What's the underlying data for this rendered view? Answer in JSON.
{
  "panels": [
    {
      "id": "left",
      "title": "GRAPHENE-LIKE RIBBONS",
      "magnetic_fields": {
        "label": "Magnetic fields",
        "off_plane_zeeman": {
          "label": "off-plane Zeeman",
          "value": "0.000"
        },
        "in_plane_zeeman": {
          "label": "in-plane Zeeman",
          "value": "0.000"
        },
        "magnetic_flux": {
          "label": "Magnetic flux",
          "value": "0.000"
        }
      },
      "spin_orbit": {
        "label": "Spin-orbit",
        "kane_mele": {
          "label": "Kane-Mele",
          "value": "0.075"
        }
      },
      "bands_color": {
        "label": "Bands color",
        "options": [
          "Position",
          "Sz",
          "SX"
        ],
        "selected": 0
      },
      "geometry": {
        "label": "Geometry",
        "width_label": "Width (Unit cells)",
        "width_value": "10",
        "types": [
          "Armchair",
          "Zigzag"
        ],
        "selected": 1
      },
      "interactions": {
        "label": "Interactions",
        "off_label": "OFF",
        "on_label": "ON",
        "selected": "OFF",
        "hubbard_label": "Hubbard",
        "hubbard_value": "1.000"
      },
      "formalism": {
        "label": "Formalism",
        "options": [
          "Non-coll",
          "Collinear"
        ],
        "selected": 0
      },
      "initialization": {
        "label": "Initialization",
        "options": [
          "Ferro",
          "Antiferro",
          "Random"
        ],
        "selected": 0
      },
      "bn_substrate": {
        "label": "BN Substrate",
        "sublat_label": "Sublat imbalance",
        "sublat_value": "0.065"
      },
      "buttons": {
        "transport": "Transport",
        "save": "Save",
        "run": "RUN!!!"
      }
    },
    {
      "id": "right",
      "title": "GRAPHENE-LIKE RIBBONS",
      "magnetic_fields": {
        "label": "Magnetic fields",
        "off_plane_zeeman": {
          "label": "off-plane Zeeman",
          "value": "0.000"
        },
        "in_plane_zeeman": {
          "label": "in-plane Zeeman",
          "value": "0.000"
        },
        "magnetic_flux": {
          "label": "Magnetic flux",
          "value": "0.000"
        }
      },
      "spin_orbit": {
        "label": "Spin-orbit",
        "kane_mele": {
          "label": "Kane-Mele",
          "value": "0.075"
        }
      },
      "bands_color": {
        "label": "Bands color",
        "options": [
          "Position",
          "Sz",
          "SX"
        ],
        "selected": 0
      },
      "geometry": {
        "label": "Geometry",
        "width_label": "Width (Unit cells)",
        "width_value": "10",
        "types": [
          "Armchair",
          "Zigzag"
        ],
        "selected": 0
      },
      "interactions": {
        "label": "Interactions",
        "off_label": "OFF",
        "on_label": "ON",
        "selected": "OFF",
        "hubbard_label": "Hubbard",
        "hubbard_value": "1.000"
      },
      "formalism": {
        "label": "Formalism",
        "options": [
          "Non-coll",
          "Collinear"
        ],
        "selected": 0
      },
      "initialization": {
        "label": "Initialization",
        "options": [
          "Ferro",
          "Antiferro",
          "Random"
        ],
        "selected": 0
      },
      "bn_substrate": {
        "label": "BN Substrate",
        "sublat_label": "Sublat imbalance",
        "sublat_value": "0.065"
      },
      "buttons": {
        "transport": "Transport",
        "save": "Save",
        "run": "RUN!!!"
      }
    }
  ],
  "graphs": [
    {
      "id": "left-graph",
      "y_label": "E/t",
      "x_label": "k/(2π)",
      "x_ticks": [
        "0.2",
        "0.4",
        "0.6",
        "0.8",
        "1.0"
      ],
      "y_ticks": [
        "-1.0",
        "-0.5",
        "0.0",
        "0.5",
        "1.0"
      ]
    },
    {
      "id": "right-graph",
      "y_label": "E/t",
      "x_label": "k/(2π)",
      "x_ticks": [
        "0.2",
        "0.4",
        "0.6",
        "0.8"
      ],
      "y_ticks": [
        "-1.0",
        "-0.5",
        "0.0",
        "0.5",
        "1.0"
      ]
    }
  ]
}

++++++++

#### [Instructions for the task]
All the data needs repeating. Return it exactly.

#### [Result]
What's the underlying data for this rendered view? Answer in JSON.
{
  "panels": [
    {
      "id": "left",
      "title": "GRAPHENE-LIKE RIBBONS",
      "magnetic_fields": {
        "label": "Magnetic fields",
        "off_plane_zeeman": {
          "label": "off-plane Zeeman",
          "value": "0.000"
        },
        "in_plane_zeeman": {
          "label": "in-plane Zeeman",
          "value": "0.000"
        },
        "magnetic_flux": {
          "label": "Magnetic flux",
          "value": "0.000"
        }
      },
      "spin_orbit": {
        "label": "Spin-orbit",
        "kane_mele": {
          "label": "Kane-Mele",
          "value": "0.075"
        }
      },
      "bands_color": {
        "label": "Bands color",
        "options": [
          "Position",
          "Sz",
          "SX"
        ],
        "selected": 0
      },
      "geometry": {
        "label": "Geometry",
        "width_label": "Width (Unit cells)",
        "width_value": "10",
        "types": [
          "Armchair",
          "Zigzag"
        ],
        "selected": 1
      },
      "interactions": {
        "label": "Interactions",
        "off_label": "OFF",
        "on_label": "ON",
        "selected": "OFF",
        "hubbard_label": "Hubbard",
        "hubbard_value": "1.000"
      },
      "formalism": {
        "label": "Formalism",
        "options": [
          "Non-coll",
          "Collinear"
        ],
        "selected": 0
      },
      "initialization": {
        "label": "Initialization",
        "options": [
          "Ferro",
          "Antiferro",
          "Random"
        ],
        "selected": 0
      },
      "bn_substrate": {
        "label": "BN Substrate",
        "sublat_label": "Sublat imbalance",
        "sublat_value": "0.065"
      },
      "buttons": {
        "transport": "Transport",
        "save": "Save",
        "run": "RUN!!!"
      }
    },
    {
      "id": "right",
      "title": "GRAPHENE-LIKE RIBBONS",
      "magnetic_fields": {
        "label": "Magnetic fields",
        "off_plane_zeeman": {
          "label": "off-plane Zeeman",
          "value": "0.000"
        },
        "in_plane_zeeman": {
          "label": "in-plane Zeeman",
          "value": "0.000"
        },
        "magnetic_flux": {
          "label": "Magnetic flux",
          "value": "0.000"
        }
      },
      "spin_orbit": {
        "label": "Spin-orbit",
        "kane_mele": {
          "label": "Kane-Mele",
          "value": "0.075"
        }
      },
      "bands_color": {
        "label": "Bands color",
        "options": [
          "Position",
          "Sz",
          "SX"
        ],
        "selected": 0
      },
      "geometry": {
        "label": "Geometry",
        "width_label": "Width (Unit cells)",
        "width_value": "10",
        "types": [
          "Armchair",
          "Zigzag"
        ],
        "selected": 0
      },
      "interactions": {
        "label": "Interactions",
        "off_label": "OFF",
        "on_label": "ON",
        "selected": "OFF",
        "hubbard_label": "Hubbard",
        "hubbard_value": "1.000"
      },
      "formalism": {
        "label": "Formalism",
        "options": [
          "Non-coll",
          "Collinear"
        ],
        "selected": 0
      },
      "initialization": {
        "label": "Initialization",
        "options": [
          "Ferro",
          "Antiferro",
          "Random"
        ],
        "selected": 0
      },
      "bn_substrate": {
        "label": "BN Substrate",
        "sublat_label": "Sublat imbalance",
        "sublat_value": "0.065"
      },
      "buttons": {
        "transport": "Transport",
        "save": "Save",
        "run": "RUN!!!"
      }
    }
  ],
  "graphs": [
    {
      "id": "left-graph",
      "y_label": "E/t",
      "x_label": "k/(2π)",
      "x_ticks": [
        "0.2",
        "0.4",
        "0.6",
        "0.8",
        "1.0"
      ],
      "y_ticks": [
        "-1.0",
        "-0.5",
        "0.0",
        "0.5",
        "1.0"
      ]
    },
    {
      "id": "right-graph",
      "y_label": "E/t",
      "x_label": "k/(2π)",
      "x_ticks": [
        "0.2",
        "0.4",
        "0.6",
        "0.8"
      ],
      "y_ticks": [
        "-1.0",
        "-0.5",
        "0.0",
        "0.5",
        "1.0"
      ]
    }
  ]
}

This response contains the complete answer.